▶ [EXERCISE GOAL] "important" appears in how many lines of the entries? State only the number.

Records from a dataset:

━━━━━━━━━━━━━━━━

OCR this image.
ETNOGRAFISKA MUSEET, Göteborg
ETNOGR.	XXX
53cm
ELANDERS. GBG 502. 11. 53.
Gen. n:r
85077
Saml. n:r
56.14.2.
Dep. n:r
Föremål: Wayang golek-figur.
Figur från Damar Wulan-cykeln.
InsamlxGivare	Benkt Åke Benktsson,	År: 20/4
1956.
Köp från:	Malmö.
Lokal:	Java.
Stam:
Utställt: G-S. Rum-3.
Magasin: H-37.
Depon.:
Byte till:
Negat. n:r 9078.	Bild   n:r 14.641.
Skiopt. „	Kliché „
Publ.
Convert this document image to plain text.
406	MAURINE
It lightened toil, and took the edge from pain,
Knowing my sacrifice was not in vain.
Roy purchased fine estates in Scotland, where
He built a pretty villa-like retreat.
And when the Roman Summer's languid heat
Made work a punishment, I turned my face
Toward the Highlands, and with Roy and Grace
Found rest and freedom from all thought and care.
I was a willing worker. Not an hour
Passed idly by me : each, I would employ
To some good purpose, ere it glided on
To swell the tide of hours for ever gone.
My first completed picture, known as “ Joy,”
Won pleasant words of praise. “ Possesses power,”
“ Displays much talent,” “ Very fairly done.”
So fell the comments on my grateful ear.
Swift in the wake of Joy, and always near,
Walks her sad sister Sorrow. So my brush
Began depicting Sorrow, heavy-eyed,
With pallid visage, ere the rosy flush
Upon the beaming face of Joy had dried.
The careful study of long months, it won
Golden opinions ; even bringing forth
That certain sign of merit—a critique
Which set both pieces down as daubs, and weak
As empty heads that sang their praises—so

━━━━━━━━━━━━━━━━

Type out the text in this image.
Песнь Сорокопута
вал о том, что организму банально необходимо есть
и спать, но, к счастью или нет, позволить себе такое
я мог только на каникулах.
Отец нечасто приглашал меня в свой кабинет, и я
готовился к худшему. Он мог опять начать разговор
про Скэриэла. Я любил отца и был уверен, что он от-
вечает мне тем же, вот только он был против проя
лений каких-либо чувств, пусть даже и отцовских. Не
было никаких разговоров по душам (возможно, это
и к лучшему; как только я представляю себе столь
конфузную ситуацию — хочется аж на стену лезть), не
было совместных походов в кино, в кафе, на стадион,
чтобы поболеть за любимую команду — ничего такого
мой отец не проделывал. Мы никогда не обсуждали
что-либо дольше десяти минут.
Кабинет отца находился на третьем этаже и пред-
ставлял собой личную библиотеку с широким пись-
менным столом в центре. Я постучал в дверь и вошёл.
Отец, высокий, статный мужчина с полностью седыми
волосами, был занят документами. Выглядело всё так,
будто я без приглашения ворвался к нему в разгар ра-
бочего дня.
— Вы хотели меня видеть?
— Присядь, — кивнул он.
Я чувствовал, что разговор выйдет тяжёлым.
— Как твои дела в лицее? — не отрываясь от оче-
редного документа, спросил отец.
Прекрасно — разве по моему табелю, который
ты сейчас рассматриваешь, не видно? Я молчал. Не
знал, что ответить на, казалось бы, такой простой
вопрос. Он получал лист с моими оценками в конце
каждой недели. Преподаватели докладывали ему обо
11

━━━━━━━━━━━━━━━━

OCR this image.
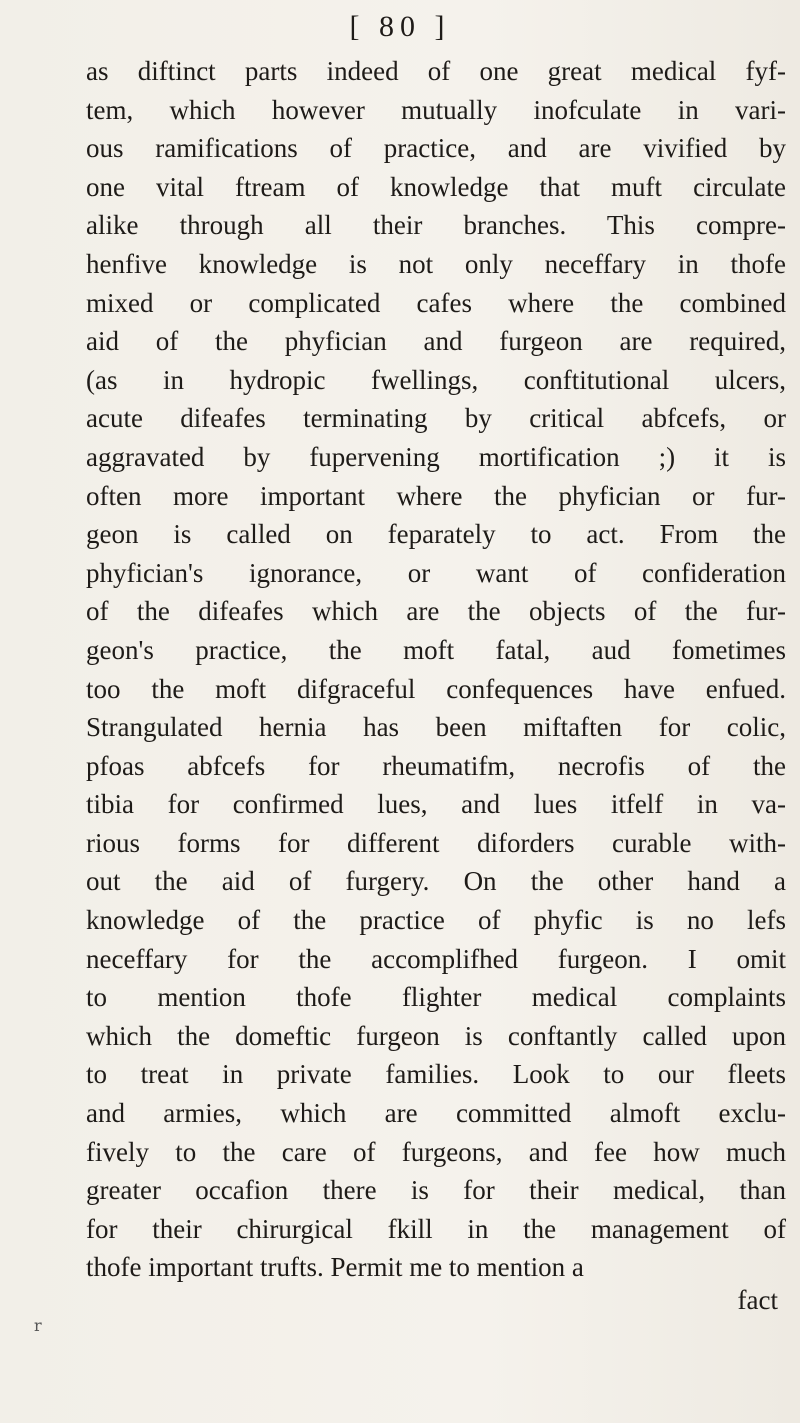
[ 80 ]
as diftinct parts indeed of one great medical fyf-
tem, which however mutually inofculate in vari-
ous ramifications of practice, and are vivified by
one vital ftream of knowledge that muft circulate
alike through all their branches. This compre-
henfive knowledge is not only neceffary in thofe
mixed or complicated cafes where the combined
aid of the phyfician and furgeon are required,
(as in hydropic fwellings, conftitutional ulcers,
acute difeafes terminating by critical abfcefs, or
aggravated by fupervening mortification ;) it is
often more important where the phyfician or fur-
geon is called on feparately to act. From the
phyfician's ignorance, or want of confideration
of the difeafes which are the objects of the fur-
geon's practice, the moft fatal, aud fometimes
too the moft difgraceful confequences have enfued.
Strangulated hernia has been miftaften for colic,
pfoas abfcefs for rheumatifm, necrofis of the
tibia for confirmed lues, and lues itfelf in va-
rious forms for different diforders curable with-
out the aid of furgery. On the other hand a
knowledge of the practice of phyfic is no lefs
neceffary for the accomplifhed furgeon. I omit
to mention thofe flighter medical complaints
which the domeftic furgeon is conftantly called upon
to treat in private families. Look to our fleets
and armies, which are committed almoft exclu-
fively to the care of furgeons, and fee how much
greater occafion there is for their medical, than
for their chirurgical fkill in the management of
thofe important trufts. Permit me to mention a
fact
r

━━━━━━━━━━━━━━━━

▶ [FINAL RESULT] 2